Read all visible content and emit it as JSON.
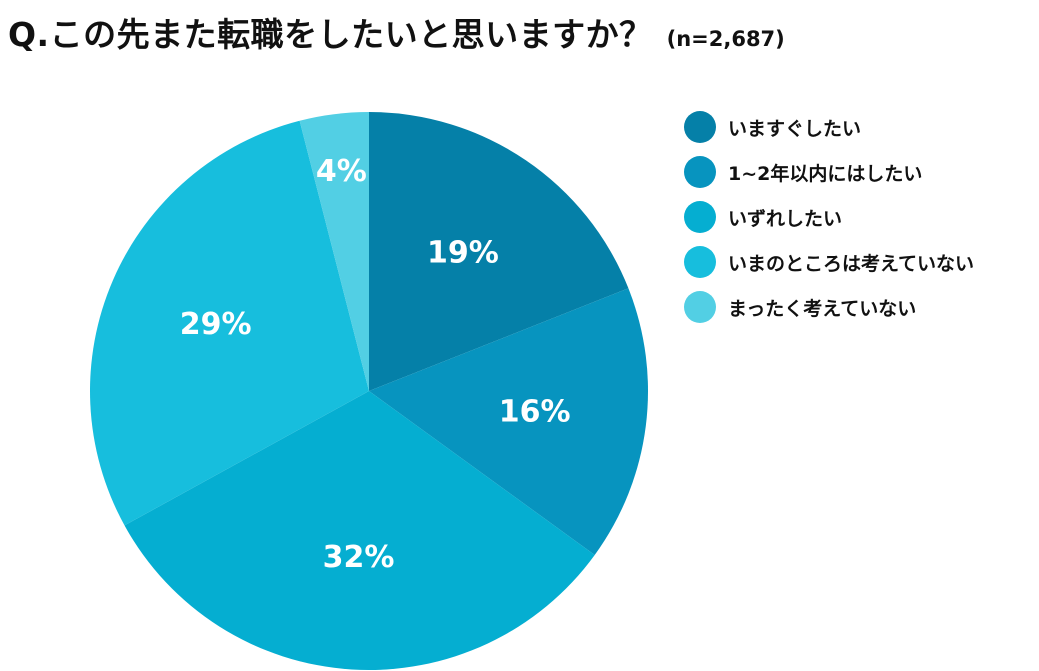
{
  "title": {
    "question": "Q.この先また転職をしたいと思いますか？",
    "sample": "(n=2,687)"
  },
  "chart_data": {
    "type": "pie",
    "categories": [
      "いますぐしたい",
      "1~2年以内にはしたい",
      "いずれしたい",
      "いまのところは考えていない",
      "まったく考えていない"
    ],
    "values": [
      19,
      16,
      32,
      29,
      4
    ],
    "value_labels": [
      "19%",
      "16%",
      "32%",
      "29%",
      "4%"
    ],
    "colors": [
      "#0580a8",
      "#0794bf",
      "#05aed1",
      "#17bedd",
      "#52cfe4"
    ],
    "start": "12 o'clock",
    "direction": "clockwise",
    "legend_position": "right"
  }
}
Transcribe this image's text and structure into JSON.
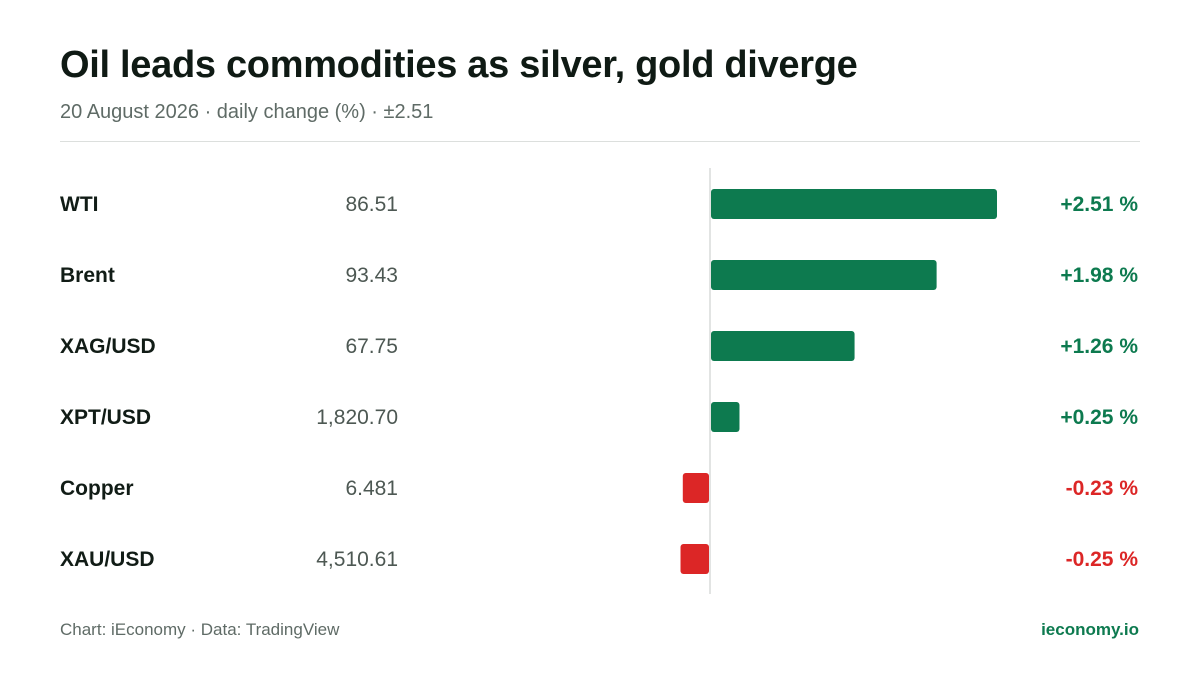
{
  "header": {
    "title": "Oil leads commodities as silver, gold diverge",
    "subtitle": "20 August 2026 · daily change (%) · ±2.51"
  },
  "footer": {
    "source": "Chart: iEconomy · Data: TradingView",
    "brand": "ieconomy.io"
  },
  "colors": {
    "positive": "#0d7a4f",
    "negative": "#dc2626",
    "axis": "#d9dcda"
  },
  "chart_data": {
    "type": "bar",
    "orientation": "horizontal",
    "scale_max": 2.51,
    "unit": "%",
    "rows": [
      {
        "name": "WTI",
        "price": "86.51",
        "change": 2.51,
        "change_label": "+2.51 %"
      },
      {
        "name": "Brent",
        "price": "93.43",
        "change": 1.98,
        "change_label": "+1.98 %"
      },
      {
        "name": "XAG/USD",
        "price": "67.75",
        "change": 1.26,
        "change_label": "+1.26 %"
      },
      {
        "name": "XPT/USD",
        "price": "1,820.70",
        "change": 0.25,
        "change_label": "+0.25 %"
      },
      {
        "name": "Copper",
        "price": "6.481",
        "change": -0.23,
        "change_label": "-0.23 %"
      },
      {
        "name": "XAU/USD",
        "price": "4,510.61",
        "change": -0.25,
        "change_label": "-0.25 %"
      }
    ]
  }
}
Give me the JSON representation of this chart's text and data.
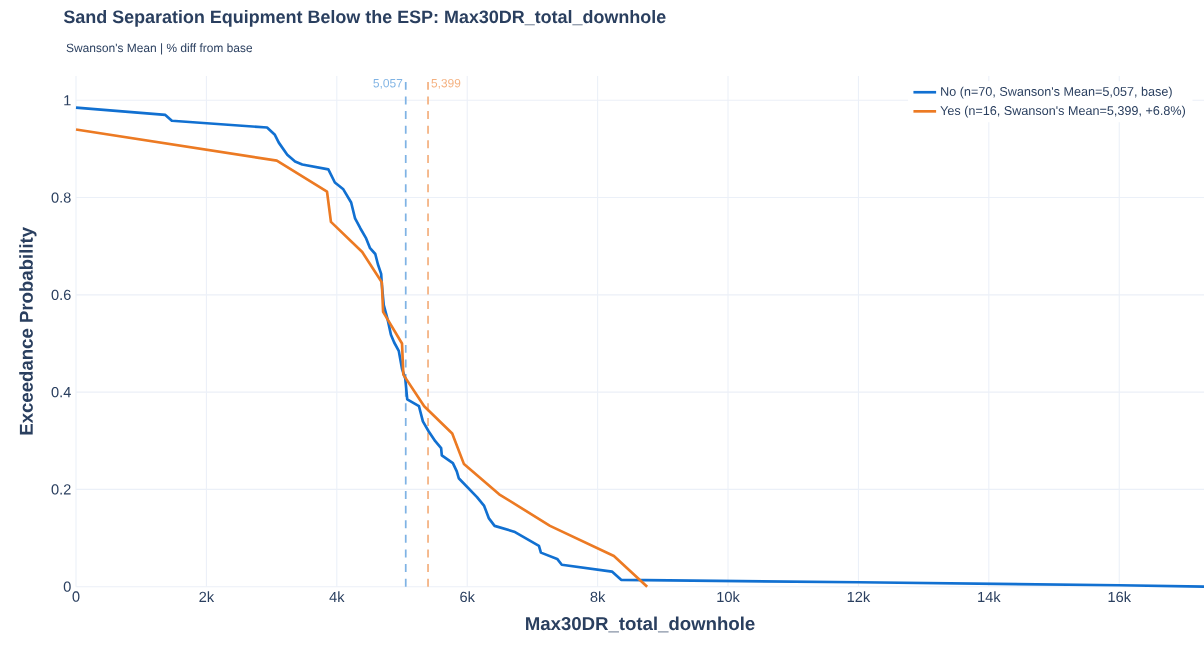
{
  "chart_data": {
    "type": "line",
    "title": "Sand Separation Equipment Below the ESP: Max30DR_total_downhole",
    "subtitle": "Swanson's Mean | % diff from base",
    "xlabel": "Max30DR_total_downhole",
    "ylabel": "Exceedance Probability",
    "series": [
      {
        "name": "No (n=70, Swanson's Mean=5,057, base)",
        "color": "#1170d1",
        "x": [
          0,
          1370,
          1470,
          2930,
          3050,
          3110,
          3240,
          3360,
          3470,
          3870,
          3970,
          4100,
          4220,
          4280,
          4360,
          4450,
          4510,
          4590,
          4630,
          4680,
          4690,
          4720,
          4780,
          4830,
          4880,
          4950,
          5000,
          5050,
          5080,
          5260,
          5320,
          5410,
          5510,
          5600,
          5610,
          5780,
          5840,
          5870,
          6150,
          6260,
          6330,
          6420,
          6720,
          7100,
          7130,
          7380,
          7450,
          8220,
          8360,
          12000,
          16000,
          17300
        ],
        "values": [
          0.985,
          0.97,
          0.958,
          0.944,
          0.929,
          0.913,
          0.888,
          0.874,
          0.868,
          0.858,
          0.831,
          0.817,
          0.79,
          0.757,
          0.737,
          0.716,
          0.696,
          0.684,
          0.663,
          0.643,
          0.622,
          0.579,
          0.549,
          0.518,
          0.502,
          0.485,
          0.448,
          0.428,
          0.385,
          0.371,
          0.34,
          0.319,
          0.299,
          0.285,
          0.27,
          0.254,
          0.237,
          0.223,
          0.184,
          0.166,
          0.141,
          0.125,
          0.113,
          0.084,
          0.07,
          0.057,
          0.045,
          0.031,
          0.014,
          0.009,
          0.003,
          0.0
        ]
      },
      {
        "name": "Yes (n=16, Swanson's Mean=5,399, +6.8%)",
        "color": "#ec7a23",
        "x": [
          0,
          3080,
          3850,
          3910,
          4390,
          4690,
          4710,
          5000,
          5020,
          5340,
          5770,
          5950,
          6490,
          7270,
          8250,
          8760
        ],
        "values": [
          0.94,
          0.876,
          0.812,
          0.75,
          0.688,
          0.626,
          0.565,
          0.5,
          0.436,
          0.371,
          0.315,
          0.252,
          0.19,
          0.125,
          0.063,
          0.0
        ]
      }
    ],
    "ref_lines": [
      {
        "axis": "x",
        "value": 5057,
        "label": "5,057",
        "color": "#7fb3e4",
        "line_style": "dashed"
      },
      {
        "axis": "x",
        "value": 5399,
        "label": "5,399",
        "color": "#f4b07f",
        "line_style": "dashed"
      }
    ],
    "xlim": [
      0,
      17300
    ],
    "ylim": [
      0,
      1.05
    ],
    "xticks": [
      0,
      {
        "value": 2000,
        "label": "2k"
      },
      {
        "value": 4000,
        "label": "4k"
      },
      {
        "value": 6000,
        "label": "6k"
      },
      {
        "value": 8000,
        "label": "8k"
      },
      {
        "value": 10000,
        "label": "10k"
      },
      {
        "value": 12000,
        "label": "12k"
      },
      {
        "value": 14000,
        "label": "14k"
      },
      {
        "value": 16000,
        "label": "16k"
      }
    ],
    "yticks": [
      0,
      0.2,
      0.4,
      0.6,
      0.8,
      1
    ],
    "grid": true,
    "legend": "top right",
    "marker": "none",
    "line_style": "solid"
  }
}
* * *
- **Job**
Set down all the data again exactly as above, pictures excluded.

- **Correct output**
Read all visible content and emit it as JSON.
{
  "title": {
    "question": "Q.この先また転職をしたいと思いますか？",
    "sample": "(n=2,687)"
  },
  "chart_data": {
    "type": "pie",
    "categories": [
      "いますぐしたい",
      "1~2年以内にはしたい",
      "いずれしたい",
      "いまのところは考えていない",
      "まったく考えていない"
    ],
    "values": [
      19,
      16,
      32,
      29,
      4
    ],
    "value_labels": [
      "19%",
      "16%",
      "32%",
      "29%",
      "4%"
    ],
    "colors": [
      "#0580a8",
      "#0794bf",
      "#05aed1",
      "#17bedd",
      "#52cfe4"
    ],
    "start": "12 o'clock",
    "direction": "clockwise",
    "legend_position": "right"
  }
}
Transcribe this image's text and structure into JSON.
{
  "header": {
    "title": "Oil leads commodities as silver, gold diverge",
    "subtitle": "20 August 2026 · daily change (%) · ±2.51"
  },
  "footer": {
    "source": "Chart: iEconomy · Data: TradingView",
    "brand": "ieconomy.io"
  },
  "colors": {
    "positive": "#0d7a4f",
    "negative": "#dc2626",
    "axis": "#d9dcda"
  },
  "chart_data": {
    "type": "bar",
    "orientation": "horizontal",
    "scale_max": 2.51,
    "unit": "%",
    "rows": [
      {
        "name": "WTI",
        "price": "86.51",
        "change": 2.51,
        "change_label": "+2.51 %"
      },
      {
        "name": "Brent",
        "price": "93.43",
        "change": 1.98,
        "change_label": "+1.98 %"
      },
      {
        "name": "XAG/USD",
        "price": "67.75",
        "change": 1.26,
        "change_label": "+1.26 %"
      },
      {
        "name": "XPT/USD",
        "price": "1,820.70",
        "change": 0.25,
        "change_label": "+0.25 %"
      },
      {
        "name": "Copper",
        "price": "6.481",
        "change": -0.23,
        "change_label": "-0.23 %"
      },
      {
        "name": "XAU/USD",
        "price": "4,510.61",
        "change": -0.25,
        "change_label": "-0.25 %"
      }
    ]
  }
}
Give me the JSON representation of this chart's text and data.
{
  "chart_data": {
    "type": "line",
    "title": "Sand Separation Equipment Below the ESP: Max30DR_total_downhole",
    "subtitle": "Swanson's Mean | % diff from base",
    "xlabel": "Max30DR_total_downhole",
    "ylabel": "Exceedance Probability",
    "series": [
      {
        "name": "No (n=70, Swanson's Mean=5,057, base)",
        "color": "#1170d1",
        "x": [
          0,
          1370,
          1470,
          2930,
          3050,
          3110,
          3240,
          3360,
          3470,
          3870,
          3970,
          4100,
          4220,
          4280,
          4360,
          4450,
          4510,
          4590,
          4630,
          4680,
          4690,
          4720,
          4780,
          4830,
          4880,
          4950,
          5000,
          5050,
          5080,
          5260,
          5320,
          5410,
          5510,
          5600,
          5610,
          5780,
          5840,
          5870,
          6150,
          6260,
          6330,
          6420,
          6720,
          7100,
          7130,
          7380,
          7450,
          8220,
          8360,
          12000,
          16000,
          17300
        ],
        "values": [
          0.985,
          0.97,
          0.958,
          0.944,
          0.929,
          0.913,
          0.888,
          0.874,
          0.868,
          0.858,
          0.831,
          0.817,
          0.79,
          0.757,
          0.737,
          0.716,
          0.696,
          0.684,
          0.663,
          0.643,
          0.622,
          0.579,
          0.549,
          0.518,
          0.502,
          0.485,
          0.448,
          0.428,
          0.385,
          0.371,
          0.34,
          0.319,
          0.299,
          0.285,
          0.27,
          0.254,
          0.237,
          0.223,
          0.184,
          0.166,
          0.141,
          0.125,
          0.113,
          0.084,
          0.07,
          0.057,
          0.045,
          0.031,
          0.014,
          0.009,
          0.003,
          0.0
        ]
      },
      {
        "name": "Yes (n=16, Swanson's Mean=5,399, +6.8%)",
        "color": "#ec7a23",
        "x": [
          0,
          3080,
          3850,
          3910,
          4390,
          4690,
          4710,
          5000,
          5020,
          5340,
          5770,
          5950,
          6490,
          7270,
          8250,
          8760
        ],
        "values": [
          0.94,
          0.876,
          0.812,
          0.75,
          0.688,
          0.626,
          0.565,
          0.5,
          0.436,
          0.371,
          0.315,
          0.252,
          0.19,
          0.125,
          0.063,
          0.0
        ]
      }
    ],
    "ref_lines": [
      {
        "axis": "x",
        "value": 5057,
        "label": "5,057",
        "color": "#7fb3e4",
        "line_style": "dashed"
      },
      {
        "axis": "x",
        "value": 5399,
        "label": "5,399",
        "color": "#f4b07f",
        "line_style": "dashed"
      }
    ],
    "xlim": [
      0,
      17300
    ],
    "ylim": [
      0,
      1.05
    ],
    "xticks": [
      0,
      {
        "value": 2000,
        "label": "2k"
      },
      {
        "value": 4000,
        "label": "4k"
      },
      {
        "value": 6000,
        "label": "6k"
      },
      {
        "value": 8000,
        "label": "8k"
      },
      {
        "value": 10000,
        "label": "10k"
      },
      {
        "value": 12000,
        "label": "12k"
      },
      {
        "value": 14000,
        "label": "14k"
      },
      {
        "value": 16000,
        "label": "16k"
      }
    ],
    "yticks": [
      0,
      0.2,
      0.4,
      0.6,
      0.8,
      1
    ],
    "grid": true,
    "legend": "top right",
    "marker": "none",
    "line_style": "solid"
  }
}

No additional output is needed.